Goal: Find all lines in the listing that include the word "this", then copy them.

========

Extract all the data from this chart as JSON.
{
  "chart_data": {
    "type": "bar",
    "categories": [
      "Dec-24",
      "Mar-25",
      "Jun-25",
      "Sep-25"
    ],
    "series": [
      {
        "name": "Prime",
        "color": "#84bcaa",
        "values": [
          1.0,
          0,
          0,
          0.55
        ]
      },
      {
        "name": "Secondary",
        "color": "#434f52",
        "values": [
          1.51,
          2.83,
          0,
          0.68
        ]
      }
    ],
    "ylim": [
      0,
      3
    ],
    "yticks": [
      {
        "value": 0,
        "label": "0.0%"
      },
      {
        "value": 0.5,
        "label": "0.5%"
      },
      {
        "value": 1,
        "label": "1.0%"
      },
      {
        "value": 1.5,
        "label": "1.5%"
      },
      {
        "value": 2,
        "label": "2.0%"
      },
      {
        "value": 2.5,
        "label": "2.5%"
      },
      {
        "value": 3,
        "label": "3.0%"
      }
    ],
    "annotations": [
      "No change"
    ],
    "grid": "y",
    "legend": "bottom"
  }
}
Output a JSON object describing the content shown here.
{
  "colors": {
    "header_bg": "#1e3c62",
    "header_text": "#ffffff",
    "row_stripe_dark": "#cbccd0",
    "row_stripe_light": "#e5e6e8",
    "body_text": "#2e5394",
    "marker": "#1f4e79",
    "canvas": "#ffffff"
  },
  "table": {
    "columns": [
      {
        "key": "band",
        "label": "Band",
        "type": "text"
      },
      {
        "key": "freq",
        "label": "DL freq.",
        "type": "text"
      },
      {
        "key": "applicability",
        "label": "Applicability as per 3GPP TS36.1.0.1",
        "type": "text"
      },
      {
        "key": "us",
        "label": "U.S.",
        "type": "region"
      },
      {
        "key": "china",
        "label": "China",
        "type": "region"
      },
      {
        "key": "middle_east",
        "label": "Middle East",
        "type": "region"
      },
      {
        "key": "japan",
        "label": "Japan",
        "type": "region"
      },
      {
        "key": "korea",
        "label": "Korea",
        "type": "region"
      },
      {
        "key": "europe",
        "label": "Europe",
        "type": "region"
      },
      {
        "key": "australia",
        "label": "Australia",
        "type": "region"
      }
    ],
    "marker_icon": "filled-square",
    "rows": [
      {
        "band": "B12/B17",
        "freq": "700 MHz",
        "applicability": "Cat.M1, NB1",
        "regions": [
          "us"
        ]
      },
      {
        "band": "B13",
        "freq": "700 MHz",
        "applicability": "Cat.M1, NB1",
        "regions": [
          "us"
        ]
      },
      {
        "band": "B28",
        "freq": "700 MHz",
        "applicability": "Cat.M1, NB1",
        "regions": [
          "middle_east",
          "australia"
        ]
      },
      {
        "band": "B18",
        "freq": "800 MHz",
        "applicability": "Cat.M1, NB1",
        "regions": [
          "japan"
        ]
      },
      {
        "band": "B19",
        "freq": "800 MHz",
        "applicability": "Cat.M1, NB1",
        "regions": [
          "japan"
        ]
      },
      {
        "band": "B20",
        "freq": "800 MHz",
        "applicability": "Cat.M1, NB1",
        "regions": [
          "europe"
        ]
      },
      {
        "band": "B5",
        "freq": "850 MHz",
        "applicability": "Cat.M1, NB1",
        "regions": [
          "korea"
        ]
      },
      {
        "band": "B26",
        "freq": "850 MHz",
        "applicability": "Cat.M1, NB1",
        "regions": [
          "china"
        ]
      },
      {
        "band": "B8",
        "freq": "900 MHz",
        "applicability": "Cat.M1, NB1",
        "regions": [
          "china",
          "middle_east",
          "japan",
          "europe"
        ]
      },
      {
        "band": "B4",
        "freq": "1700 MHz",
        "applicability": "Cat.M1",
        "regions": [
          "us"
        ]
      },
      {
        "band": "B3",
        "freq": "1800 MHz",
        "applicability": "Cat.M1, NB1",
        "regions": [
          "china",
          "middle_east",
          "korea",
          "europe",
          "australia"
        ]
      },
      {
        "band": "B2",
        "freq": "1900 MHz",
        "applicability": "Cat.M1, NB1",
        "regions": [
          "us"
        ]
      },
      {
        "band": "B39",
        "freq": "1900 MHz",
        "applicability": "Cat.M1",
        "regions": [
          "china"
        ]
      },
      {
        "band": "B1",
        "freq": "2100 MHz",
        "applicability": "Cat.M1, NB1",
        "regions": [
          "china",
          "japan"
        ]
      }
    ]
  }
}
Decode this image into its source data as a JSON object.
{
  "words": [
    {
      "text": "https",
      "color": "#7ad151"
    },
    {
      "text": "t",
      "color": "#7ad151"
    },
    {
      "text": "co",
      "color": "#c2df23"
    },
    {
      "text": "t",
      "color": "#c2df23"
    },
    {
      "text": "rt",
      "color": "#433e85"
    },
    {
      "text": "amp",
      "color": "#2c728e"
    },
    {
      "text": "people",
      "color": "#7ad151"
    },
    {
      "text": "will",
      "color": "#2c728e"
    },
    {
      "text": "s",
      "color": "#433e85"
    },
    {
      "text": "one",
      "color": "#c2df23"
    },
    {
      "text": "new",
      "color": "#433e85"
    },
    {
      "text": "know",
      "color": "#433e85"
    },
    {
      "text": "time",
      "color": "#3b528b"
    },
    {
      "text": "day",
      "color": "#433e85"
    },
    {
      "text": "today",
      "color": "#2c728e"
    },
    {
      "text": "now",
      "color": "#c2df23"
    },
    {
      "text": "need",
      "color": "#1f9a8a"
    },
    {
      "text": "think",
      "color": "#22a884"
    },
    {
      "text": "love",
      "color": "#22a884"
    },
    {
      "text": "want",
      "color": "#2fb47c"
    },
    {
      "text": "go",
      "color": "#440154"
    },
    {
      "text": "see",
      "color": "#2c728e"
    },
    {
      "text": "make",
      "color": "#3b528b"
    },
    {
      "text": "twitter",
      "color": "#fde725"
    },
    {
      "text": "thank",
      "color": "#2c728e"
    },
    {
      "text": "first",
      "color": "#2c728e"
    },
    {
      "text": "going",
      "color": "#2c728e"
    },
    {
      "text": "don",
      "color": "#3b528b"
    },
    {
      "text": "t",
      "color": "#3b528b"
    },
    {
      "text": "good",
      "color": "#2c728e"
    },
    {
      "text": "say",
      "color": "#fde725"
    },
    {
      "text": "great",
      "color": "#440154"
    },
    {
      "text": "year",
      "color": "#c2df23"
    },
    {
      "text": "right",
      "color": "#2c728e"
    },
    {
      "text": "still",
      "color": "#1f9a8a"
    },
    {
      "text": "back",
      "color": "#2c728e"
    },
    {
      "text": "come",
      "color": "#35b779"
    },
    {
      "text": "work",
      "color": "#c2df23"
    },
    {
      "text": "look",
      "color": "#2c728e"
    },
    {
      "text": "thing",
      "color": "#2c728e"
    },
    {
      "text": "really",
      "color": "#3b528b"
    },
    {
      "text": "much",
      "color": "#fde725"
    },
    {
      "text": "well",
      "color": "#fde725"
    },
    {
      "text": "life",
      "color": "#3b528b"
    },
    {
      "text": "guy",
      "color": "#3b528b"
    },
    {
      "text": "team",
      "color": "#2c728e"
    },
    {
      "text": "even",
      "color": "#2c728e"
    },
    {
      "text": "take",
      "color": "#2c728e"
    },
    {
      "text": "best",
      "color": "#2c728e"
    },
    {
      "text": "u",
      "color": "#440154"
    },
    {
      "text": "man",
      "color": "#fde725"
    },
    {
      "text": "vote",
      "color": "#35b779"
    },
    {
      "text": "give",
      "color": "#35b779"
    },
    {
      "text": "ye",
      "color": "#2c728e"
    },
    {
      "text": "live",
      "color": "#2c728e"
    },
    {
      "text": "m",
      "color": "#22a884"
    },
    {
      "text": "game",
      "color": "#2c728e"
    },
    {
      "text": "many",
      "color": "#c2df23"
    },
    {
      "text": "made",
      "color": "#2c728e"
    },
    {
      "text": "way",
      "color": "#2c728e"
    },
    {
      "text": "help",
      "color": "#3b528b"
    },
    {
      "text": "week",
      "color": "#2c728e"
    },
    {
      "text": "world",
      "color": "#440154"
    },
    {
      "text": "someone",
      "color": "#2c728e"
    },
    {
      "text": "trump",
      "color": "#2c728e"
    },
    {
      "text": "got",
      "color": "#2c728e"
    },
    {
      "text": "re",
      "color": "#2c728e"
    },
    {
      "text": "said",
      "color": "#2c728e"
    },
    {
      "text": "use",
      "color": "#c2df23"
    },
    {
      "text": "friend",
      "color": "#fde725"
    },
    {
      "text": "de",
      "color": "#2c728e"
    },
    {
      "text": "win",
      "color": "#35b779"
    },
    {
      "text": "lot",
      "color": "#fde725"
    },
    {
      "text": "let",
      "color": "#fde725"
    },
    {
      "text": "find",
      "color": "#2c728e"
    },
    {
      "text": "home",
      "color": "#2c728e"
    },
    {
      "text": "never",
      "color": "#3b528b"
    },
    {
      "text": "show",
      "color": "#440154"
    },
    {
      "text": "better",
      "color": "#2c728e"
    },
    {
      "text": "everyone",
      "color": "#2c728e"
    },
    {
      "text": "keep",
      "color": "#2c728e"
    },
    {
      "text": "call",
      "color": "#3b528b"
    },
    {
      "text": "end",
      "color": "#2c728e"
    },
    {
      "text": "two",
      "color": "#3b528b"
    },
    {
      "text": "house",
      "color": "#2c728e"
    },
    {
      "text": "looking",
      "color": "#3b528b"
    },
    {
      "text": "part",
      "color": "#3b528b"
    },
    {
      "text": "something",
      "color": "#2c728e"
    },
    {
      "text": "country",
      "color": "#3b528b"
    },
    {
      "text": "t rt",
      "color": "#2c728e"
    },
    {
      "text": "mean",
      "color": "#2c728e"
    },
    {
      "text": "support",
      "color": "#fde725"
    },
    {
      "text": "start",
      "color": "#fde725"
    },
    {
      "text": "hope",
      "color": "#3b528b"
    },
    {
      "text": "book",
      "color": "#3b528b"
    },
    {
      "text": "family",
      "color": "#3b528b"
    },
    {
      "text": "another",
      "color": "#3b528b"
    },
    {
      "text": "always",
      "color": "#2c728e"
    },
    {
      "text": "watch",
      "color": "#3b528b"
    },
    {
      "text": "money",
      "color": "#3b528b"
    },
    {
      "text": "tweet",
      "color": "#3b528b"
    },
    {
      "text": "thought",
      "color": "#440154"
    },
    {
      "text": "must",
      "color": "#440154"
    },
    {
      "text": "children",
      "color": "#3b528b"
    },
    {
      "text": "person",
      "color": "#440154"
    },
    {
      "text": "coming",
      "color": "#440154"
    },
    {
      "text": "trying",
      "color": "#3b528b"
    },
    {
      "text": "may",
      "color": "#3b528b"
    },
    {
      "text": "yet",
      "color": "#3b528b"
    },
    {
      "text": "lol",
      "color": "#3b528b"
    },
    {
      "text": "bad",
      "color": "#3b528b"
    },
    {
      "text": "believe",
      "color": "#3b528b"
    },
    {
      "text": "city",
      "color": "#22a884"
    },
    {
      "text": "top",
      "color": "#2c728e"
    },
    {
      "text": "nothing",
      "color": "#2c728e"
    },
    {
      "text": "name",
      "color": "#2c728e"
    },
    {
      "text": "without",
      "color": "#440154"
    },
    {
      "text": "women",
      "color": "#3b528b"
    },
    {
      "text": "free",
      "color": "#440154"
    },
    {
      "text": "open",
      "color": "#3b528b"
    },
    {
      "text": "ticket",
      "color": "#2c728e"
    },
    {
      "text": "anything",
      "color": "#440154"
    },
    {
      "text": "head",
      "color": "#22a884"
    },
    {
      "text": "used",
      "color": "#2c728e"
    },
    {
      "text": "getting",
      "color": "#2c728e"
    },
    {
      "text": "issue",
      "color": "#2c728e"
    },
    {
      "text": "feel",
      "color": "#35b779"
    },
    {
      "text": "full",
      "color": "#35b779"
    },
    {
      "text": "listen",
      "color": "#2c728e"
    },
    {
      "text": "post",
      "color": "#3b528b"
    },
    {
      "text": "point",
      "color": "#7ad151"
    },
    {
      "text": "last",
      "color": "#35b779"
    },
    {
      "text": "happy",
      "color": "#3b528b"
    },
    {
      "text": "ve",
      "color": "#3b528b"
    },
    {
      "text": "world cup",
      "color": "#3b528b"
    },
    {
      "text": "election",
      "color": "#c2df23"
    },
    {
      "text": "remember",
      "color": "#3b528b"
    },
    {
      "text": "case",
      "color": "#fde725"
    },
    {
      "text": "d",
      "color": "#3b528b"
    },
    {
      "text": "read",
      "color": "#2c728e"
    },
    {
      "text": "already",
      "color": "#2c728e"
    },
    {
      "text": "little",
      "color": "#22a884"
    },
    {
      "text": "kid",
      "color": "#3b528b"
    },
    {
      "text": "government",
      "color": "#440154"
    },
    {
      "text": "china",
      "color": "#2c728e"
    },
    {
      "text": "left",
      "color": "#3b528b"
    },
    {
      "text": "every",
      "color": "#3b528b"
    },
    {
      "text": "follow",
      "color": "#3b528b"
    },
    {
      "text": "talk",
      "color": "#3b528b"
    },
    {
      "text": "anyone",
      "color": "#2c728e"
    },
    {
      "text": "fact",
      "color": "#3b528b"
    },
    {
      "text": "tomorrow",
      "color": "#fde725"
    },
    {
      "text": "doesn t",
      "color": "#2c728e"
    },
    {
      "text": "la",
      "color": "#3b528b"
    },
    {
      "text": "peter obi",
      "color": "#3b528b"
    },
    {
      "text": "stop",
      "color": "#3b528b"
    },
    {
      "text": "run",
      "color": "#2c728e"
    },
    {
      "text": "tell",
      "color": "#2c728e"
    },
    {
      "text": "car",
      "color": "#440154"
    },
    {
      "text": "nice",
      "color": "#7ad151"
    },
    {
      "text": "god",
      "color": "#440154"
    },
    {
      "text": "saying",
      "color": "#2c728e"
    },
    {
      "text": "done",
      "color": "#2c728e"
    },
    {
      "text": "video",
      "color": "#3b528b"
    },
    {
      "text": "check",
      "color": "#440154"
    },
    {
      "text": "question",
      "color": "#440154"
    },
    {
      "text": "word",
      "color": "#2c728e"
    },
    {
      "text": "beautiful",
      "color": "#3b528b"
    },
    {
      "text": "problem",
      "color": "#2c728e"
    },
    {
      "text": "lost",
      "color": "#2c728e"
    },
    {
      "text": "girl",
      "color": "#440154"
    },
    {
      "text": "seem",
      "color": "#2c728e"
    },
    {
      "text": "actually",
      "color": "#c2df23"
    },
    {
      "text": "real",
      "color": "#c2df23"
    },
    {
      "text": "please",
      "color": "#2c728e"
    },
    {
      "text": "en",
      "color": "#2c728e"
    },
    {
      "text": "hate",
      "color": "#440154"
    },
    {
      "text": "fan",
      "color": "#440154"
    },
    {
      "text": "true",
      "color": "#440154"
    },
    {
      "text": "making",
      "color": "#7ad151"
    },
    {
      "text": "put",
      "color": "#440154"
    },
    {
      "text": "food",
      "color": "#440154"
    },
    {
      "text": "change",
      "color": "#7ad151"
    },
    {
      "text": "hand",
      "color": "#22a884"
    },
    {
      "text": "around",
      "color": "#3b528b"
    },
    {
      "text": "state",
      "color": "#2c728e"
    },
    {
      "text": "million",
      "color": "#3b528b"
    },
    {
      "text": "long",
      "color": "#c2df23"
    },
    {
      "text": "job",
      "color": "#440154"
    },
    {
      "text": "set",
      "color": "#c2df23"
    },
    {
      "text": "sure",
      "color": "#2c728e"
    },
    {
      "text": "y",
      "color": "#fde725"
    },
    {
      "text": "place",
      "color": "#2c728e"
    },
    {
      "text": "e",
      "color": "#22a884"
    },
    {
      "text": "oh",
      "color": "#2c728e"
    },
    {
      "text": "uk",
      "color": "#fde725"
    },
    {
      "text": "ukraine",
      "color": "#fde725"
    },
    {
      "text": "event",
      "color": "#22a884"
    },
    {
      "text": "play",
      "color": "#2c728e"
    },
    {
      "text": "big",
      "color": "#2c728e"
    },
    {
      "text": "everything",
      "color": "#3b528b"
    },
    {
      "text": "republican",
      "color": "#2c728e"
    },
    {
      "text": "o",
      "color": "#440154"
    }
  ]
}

========

Response below:
Extract all the data from this chart as JSON.
Decode this image into its source data as a JSON object.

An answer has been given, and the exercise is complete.